Saved data entries
================

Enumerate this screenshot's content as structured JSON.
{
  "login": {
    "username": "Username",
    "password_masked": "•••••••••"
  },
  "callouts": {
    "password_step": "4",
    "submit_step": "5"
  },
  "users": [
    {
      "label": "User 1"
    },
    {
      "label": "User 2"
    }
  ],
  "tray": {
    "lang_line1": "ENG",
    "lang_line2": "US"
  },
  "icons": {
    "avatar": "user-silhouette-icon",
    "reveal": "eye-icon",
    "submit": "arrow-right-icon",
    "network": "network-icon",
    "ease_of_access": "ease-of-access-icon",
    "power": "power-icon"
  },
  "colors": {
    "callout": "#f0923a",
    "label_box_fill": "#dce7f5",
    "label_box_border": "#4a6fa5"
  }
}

================

Restate the data above exactly, keeping each word as it stands.

**COMPLETED TASK:**
Enumerate this screenshot's content as structured JSON.
{
  "login": {
    "username": "Username",
    "password_masked": "•••••••••"
  },
  "callouts": {
    "password_step": "4",
    "submit_step": "5"
  },
  "users": [
    {
      "label": "User 1"
    },
    {
      "label": "User 2"
    }
  ],
  "tray": {
    "lang_line1": "ENG",
    "lang_line2": "US"
  },
  "icons": {
    "avatar": "user-silhouette-icon",
    "reveal": "eye-icon",
    "submit": "arrow-right-icon",
    "network": "network-icon",
    "ease_of_access": "ease-of-access-icon",
    "power": "power-icon"
  },
  "colors": {
    "callout": "#f0923a",
    "label_box_fill": "#dce7f5",
    "label_box_border": "#4a6fa5"
  }
}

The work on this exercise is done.